Task prompt:
Count how many lines in the material below hold the word "Current"; the reply is that number alone.

## begin Excerpted records

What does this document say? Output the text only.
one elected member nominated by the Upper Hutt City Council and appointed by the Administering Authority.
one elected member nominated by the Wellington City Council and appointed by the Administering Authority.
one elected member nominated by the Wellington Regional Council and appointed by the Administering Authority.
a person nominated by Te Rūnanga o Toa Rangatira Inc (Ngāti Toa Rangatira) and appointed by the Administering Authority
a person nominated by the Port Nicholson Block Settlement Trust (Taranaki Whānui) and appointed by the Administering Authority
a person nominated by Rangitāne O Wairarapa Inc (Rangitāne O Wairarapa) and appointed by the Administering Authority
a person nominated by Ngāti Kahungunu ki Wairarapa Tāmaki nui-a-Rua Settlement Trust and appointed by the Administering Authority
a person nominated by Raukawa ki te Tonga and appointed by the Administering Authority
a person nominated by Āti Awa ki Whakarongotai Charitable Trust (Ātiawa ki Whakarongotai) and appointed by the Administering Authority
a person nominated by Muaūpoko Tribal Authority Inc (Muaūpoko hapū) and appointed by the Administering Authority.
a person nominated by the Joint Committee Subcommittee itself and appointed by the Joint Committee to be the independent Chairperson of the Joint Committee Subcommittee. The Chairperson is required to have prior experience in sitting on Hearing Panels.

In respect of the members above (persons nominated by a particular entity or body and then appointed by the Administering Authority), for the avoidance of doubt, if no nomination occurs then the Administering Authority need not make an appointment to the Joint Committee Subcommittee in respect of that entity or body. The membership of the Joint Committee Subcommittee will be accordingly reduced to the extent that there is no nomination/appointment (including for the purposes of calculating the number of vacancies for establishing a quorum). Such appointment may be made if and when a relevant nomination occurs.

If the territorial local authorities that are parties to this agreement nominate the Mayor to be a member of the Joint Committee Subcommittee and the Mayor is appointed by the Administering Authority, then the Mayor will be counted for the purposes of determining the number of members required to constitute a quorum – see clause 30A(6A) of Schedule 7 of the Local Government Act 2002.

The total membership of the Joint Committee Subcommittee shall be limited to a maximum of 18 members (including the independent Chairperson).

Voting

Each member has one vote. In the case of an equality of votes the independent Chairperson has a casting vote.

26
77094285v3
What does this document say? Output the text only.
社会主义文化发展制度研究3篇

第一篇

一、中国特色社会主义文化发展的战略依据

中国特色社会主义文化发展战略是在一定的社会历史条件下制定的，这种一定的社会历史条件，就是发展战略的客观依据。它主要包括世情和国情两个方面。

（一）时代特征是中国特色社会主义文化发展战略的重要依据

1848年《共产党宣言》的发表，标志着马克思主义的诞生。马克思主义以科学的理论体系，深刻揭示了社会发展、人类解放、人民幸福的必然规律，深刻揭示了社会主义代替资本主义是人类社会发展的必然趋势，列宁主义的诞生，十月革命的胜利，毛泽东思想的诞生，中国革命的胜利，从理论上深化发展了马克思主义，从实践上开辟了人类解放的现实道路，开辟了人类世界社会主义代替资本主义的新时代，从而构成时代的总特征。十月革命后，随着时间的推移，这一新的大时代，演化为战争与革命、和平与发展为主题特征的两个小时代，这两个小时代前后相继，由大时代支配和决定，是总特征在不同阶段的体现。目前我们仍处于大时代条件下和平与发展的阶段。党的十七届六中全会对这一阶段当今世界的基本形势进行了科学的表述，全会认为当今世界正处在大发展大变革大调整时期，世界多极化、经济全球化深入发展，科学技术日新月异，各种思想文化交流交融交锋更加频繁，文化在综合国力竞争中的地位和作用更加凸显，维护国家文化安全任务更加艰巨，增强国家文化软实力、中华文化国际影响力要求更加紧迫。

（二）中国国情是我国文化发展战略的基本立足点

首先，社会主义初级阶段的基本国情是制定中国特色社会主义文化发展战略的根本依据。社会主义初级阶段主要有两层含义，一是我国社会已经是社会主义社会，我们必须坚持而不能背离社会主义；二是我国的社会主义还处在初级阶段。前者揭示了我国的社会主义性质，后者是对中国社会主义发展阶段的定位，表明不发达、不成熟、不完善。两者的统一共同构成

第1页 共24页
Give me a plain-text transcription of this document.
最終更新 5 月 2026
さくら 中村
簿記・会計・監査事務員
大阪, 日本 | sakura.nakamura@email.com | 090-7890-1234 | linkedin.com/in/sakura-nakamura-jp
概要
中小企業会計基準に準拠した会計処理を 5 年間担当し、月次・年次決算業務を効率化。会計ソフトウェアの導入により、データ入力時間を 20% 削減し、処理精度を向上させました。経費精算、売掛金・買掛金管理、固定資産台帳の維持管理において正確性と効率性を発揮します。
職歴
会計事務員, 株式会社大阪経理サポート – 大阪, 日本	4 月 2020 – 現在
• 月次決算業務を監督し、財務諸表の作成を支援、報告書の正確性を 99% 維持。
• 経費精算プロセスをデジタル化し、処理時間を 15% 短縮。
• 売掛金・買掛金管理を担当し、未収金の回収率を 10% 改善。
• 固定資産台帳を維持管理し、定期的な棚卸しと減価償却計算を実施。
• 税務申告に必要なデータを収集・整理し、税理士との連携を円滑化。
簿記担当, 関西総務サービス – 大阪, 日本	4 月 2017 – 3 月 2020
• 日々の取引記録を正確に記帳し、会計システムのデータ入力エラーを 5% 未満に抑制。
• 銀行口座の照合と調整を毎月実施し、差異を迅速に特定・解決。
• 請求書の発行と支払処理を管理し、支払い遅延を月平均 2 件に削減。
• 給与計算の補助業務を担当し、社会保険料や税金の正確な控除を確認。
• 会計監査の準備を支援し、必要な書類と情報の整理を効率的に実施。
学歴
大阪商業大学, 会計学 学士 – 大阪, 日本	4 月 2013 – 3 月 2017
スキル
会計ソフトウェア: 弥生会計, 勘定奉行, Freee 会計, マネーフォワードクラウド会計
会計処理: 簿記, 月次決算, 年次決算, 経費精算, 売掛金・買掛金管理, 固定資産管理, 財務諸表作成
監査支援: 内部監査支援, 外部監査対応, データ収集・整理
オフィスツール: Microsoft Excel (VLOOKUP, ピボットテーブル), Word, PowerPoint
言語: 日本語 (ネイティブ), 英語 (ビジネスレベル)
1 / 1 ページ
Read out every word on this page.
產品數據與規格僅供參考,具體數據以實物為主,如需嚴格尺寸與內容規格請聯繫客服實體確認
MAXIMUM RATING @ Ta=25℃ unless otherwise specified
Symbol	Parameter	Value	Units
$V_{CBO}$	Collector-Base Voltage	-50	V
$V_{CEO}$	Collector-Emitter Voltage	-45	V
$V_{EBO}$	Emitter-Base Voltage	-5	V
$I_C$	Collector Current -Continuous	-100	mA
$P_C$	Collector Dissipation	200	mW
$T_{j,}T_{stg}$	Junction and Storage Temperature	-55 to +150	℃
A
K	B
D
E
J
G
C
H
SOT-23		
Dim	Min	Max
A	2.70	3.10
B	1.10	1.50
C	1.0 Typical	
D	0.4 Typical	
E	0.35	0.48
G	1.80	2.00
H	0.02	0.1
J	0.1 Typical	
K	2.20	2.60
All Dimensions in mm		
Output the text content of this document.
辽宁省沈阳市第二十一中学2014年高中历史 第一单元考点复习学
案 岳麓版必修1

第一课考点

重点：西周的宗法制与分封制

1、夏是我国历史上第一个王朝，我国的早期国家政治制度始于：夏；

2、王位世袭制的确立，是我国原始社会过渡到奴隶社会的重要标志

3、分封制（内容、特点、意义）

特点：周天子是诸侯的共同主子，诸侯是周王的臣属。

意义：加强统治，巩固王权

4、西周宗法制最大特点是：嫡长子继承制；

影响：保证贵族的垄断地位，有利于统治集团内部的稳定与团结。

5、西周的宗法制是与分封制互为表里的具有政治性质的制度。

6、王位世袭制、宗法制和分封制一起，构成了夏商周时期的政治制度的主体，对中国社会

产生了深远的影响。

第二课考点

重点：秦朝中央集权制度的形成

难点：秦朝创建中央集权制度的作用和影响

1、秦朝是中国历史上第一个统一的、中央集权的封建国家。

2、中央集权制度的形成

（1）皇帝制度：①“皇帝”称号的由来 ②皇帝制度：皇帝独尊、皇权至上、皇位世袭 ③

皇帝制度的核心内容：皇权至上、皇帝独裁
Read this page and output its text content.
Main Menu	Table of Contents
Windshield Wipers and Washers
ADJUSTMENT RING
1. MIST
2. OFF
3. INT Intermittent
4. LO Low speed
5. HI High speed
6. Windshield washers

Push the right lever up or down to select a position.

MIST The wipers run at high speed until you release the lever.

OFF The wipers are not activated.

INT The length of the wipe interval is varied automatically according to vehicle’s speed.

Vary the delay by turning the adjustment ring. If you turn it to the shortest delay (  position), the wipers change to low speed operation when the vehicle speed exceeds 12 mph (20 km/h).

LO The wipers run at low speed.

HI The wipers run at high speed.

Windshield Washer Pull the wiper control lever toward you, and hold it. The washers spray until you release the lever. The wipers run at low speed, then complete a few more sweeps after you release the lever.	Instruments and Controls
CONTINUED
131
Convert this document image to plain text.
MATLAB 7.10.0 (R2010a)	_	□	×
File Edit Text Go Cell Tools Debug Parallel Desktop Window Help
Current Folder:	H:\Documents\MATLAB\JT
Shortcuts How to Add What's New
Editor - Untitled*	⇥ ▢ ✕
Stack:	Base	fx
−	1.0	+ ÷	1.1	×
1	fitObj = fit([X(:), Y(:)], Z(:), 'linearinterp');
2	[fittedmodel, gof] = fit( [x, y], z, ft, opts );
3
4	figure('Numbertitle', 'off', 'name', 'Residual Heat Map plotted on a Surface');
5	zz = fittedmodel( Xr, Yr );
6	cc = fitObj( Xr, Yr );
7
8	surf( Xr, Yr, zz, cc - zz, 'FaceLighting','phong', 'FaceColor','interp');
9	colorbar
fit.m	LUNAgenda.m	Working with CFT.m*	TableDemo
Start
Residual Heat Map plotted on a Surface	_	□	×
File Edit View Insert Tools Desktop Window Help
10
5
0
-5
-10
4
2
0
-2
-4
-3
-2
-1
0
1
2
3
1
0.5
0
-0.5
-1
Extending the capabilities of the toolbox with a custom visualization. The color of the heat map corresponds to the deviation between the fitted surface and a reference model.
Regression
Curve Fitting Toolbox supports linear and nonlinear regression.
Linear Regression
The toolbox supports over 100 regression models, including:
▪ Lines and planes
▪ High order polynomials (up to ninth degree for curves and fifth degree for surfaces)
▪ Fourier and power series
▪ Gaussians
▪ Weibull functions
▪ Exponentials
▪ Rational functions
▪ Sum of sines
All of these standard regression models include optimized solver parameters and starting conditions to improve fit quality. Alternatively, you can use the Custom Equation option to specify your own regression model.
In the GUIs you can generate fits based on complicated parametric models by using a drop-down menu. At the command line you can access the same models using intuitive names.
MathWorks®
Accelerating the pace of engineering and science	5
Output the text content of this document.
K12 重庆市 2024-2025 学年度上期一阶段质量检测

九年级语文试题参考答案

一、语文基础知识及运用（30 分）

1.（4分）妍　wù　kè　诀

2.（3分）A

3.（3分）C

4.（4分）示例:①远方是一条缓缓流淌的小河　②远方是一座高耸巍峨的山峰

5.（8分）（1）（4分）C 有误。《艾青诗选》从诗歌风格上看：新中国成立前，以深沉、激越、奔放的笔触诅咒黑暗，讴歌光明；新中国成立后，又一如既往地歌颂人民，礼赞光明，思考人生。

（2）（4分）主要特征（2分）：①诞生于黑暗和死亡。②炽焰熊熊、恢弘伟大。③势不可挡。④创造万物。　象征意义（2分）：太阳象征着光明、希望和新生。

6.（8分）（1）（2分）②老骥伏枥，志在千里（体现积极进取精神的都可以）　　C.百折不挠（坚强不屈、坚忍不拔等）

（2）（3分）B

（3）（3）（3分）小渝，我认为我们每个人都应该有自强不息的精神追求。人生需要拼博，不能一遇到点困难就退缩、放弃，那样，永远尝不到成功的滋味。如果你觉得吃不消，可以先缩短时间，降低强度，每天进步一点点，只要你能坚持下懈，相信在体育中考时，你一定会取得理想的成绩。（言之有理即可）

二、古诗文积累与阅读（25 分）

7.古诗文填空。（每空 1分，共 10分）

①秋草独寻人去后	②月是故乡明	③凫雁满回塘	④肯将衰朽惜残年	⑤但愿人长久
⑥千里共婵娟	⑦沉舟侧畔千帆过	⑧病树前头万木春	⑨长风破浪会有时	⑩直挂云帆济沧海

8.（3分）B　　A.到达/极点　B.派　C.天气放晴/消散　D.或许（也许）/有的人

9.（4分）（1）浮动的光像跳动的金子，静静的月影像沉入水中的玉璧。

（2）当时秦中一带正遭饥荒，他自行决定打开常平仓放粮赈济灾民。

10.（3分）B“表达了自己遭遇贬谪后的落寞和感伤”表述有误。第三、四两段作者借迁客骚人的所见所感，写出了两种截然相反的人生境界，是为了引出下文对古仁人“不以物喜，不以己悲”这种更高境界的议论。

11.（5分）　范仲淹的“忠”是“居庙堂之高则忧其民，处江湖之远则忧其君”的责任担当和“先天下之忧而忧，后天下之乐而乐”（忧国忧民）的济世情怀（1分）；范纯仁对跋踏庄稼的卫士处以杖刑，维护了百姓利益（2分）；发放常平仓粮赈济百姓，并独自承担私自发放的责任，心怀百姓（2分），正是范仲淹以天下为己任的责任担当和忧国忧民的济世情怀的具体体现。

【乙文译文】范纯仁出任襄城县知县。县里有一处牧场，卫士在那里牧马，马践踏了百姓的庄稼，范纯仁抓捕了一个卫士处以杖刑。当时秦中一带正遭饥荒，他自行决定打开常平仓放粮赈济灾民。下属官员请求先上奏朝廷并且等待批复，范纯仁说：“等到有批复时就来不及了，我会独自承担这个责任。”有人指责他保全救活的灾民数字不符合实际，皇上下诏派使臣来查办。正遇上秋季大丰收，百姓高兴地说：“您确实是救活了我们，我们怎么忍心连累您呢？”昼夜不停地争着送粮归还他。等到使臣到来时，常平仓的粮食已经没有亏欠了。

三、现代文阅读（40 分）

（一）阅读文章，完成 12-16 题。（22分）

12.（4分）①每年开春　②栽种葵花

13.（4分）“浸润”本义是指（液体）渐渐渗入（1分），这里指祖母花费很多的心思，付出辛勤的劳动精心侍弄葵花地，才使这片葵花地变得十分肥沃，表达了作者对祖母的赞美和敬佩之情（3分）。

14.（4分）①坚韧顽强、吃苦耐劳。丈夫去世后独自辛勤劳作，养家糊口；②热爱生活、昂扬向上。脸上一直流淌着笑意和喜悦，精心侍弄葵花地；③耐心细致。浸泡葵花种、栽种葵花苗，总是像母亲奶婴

## end Excerpted records

Right answer:
2